**Problem description:** In the listing below, locate the lines bearing the word "trad". Copy every one of them.

— START —

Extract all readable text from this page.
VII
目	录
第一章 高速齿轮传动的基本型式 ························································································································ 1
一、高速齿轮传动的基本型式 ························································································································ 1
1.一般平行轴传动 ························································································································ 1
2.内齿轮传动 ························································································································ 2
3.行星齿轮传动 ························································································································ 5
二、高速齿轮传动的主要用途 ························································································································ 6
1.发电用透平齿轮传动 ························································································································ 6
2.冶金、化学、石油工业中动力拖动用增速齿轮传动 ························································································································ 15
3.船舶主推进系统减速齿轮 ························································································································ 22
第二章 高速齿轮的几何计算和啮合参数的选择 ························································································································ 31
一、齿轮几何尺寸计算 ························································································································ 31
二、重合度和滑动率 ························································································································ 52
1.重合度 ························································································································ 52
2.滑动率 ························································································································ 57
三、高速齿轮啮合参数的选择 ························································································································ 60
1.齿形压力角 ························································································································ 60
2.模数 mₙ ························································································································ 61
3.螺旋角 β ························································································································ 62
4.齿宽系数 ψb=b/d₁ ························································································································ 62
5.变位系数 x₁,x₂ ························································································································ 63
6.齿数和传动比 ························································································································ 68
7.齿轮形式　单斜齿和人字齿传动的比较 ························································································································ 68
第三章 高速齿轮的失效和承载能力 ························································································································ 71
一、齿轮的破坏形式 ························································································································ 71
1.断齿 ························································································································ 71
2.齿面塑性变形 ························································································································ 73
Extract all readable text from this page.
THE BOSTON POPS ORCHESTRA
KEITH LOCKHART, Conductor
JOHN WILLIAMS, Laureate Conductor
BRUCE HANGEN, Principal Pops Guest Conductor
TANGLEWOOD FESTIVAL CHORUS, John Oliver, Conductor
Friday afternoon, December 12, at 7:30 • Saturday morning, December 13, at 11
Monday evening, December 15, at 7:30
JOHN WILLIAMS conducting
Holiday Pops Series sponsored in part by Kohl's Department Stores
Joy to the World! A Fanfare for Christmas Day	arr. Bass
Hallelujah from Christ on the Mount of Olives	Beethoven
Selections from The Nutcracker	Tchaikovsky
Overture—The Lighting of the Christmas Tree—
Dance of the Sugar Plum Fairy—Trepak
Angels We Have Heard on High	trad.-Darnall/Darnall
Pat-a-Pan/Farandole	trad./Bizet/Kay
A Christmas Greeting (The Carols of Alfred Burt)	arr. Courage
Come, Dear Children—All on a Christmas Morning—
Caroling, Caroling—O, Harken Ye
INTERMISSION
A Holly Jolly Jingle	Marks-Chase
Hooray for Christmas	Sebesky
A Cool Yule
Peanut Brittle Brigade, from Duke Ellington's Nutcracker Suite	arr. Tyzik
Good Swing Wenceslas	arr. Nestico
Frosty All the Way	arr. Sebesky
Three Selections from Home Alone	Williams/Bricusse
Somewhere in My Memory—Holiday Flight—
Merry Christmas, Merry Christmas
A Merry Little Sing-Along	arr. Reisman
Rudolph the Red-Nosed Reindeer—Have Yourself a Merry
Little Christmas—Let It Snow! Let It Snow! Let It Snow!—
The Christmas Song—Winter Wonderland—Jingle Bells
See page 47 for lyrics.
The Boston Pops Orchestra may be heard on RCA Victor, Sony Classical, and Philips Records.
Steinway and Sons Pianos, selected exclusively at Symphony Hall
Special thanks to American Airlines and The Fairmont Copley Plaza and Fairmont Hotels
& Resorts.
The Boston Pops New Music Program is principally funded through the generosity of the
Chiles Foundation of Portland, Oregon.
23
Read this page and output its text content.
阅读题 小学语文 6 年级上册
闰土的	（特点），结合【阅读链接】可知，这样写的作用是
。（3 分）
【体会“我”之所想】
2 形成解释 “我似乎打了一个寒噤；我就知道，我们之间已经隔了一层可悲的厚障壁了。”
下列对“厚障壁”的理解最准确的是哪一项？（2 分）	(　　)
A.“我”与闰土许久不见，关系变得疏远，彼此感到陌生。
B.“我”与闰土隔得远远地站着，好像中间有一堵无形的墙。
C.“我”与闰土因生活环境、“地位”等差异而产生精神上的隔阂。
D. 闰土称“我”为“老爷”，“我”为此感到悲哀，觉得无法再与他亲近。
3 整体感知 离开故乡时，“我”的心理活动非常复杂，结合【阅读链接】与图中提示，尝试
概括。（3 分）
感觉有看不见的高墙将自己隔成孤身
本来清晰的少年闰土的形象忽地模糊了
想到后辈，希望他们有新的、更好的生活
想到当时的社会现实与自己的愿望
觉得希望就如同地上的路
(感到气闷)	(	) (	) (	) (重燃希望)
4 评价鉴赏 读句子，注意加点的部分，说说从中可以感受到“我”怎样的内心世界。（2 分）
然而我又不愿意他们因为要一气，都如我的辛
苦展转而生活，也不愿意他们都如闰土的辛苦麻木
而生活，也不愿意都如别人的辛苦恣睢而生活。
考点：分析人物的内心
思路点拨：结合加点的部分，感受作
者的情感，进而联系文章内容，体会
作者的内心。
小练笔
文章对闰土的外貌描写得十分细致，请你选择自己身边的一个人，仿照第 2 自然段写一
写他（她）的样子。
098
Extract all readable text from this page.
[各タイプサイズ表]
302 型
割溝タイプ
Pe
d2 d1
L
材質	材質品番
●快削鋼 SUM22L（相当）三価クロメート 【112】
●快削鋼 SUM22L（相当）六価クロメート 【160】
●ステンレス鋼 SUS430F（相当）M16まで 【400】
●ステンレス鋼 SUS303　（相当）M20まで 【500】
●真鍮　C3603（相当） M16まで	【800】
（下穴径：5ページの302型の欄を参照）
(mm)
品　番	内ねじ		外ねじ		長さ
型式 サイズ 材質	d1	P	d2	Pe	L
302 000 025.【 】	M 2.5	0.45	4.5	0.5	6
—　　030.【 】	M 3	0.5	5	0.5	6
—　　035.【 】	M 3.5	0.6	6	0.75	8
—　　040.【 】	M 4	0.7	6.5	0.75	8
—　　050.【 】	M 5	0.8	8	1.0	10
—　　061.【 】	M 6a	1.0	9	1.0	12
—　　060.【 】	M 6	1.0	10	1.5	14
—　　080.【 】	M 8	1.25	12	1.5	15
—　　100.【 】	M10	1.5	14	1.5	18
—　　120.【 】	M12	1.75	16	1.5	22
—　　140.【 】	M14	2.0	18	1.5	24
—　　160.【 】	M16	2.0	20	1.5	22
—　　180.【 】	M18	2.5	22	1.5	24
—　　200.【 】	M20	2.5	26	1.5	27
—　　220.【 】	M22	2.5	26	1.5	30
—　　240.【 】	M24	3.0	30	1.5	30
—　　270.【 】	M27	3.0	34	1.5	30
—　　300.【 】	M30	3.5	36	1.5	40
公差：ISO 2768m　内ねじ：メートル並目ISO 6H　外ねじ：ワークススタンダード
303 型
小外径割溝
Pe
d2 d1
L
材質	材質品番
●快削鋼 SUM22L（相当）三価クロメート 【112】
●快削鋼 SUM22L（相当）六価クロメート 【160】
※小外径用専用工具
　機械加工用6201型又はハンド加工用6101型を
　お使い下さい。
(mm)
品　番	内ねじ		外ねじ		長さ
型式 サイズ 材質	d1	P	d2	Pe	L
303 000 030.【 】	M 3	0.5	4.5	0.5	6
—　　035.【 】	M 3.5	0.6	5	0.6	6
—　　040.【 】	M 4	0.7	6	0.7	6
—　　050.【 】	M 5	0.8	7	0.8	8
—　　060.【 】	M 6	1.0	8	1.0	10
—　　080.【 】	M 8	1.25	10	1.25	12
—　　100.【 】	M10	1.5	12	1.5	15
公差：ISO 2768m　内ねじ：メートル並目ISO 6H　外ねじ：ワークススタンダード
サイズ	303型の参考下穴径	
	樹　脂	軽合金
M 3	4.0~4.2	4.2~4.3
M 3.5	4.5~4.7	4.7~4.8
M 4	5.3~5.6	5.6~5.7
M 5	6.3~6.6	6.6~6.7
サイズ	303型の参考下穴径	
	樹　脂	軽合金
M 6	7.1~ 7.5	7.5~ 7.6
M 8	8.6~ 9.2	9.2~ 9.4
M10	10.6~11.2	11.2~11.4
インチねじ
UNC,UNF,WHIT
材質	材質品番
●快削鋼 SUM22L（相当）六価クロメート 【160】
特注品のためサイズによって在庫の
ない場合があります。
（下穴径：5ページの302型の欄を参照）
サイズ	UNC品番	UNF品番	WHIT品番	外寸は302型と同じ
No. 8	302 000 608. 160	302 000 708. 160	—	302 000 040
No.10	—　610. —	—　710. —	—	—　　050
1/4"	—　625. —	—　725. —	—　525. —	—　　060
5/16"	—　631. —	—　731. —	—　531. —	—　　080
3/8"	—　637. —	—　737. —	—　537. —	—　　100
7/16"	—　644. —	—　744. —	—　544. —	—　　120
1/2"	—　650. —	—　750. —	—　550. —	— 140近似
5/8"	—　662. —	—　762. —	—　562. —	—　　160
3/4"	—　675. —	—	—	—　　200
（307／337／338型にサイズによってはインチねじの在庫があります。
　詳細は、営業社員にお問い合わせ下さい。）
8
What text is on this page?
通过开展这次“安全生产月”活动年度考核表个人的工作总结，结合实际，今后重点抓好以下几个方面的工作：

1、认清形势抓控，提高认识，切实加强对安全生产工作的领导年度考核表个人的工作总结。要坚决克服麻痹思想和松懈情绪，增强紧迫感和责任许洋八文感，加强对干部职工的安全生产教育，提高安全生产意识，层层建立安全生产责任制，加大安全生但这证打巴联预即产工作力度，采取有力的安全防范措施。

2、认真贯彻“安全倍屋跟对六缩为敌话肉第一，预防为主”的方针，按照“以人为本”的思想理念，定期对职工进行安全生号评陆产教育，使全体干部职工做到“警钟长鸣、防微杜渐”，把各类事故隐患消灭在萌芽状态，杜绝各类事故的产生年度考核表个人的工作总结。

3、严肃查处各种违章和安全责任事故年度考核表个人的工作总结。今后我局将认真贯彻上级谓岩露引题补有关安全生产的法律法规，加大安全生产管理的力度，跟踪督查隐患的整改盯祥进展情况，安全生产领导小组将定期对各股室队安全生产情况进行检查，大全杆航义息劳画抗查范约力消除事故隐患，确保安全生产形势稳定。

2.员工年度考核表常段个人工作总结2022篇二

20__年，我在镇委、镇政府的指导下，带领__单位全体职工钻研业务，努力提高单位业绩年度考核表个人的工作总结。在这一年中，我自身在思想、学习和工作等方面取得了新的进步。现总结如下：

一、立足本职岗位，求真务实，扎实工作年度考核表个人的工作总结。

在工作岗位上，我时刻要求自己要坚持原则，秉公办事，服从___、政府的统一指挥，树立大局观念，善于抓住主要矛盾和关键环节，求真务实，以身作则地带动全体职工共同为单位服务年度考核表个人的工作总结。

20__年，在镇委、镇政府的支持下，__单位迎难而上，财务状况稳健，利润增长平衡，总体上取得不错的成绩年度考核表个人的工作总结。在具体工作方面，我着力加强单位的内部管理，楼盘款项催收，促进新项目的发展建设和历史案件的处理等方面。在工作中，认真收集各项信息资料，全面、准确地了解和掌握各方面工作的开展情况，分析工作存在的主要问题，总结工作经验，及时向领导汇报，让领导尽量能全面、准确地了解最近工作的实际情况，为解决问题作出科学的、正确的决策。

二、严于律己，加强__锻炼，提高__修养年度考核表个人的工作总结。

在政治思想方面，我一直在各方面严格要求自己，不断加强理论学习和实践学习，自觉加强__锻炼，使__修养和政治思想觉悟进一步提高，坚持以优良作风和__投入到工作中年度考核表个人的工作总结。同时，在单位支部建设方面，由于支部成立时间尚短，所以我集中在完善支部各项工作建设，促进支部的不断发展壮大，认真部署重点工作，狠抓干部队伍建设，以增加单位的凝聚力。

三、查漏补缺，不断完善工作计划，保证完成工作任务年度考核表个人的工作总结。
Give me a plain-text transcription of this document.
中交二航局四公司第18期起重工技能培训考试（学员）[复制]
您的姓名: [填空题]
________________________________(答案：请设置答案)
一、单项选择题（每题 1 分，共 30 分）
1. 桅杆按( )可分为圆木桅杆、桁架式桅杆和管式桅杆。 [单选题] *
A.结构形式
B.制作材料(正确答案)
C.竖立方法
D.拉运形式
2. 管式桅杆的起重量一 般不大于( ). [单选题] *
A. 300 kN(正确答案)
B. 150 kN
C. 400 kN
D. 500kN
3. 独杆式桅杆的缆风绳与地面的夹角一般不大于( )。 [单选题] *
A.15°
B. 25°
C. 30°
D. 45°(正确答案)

— END —

**Solution for this task:**
Angels We Have Heard on High	trad.-Darnall/Darnall
Pat-a-Pan/Farandole	trad./Bizet/Kay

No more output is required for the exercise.